Provided records:
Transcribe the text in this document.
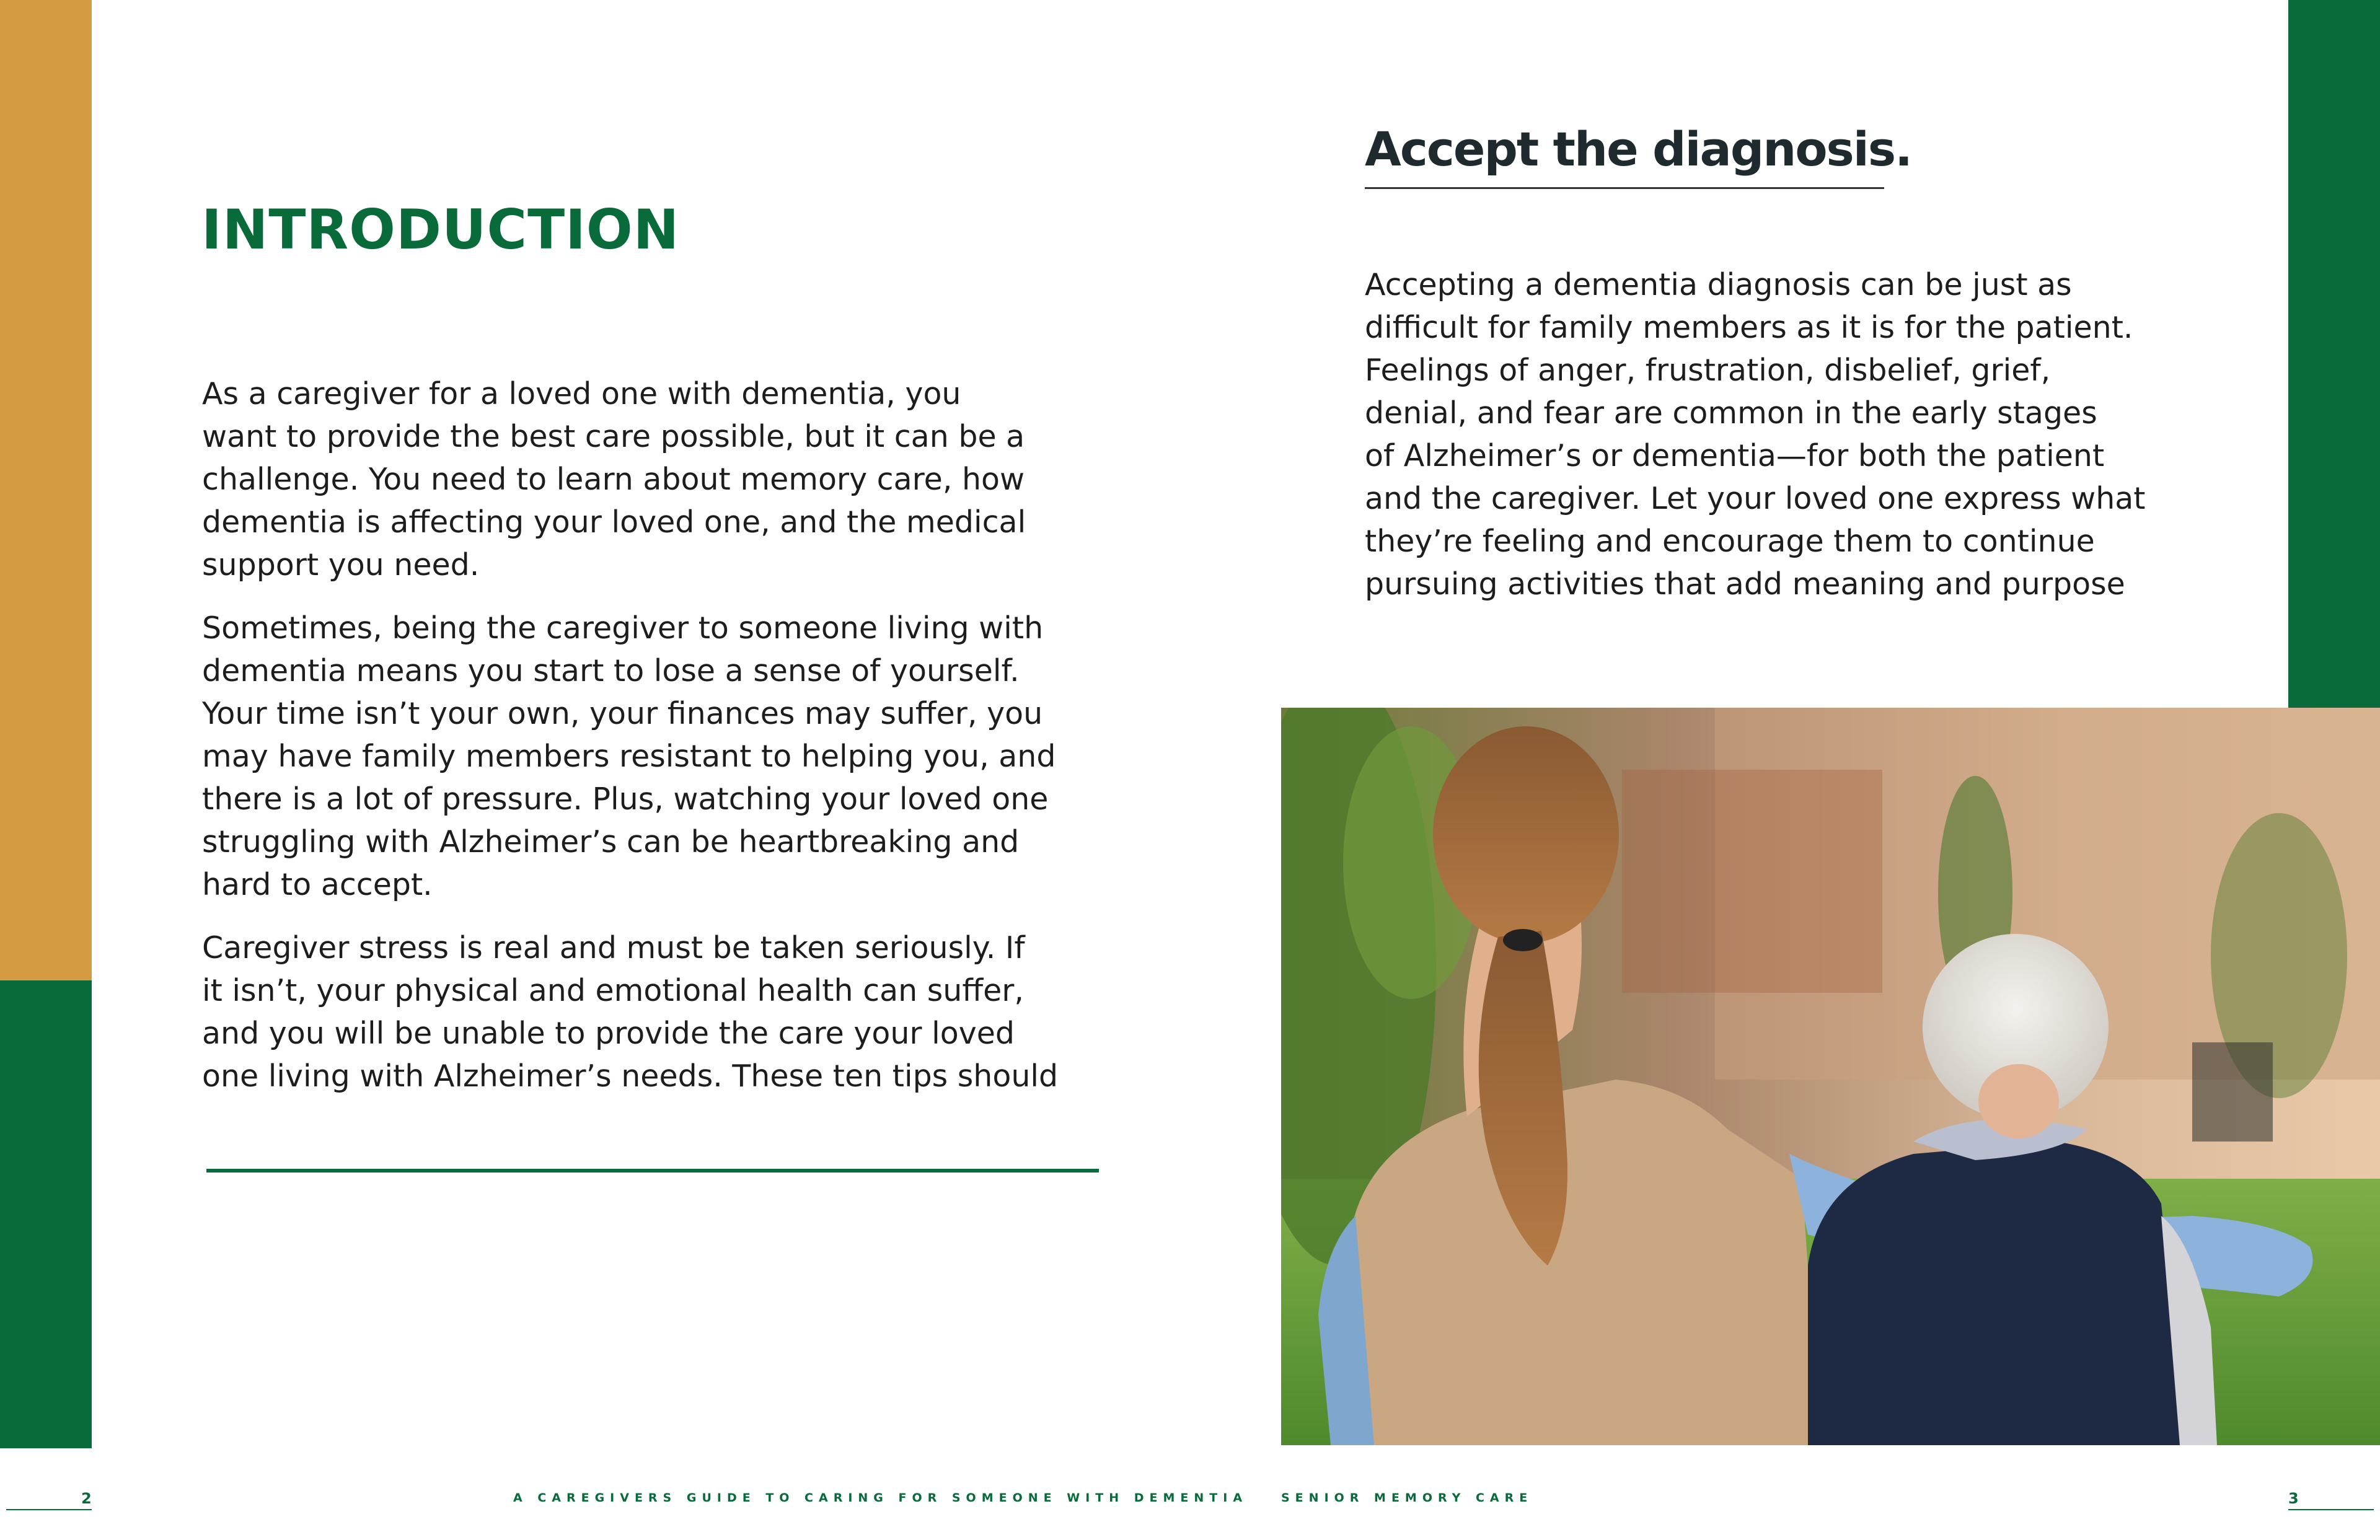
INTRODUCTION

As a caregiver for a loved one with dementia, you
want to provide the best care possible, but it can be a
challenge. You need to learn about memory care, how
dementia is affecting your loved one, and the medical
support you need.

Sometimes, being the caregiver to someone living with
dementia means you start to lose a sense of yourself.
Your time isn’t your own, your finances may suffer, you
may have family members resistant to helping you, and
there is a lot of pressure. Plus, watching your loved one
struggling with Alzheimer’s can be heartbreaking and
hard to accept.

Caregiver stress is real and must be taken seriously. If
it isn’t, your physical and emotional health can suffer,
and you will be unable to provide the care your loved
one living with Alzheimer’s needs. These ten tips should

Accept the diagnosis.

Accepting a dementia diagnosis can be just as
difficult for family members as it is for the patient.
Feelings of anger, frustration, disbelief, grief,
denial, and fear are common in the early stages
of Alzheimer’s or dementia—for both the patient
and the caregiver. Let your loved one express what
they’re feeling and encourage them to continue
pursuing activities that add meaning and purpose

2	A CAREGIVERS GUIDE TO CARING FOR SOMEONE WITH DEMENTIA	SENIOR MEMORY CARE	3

Task: Which lines above contain the word "diagnosis"? Copy each of them.

Written solution:
Accept the diagnosis.
Accepting a dementia diagnosis can be just as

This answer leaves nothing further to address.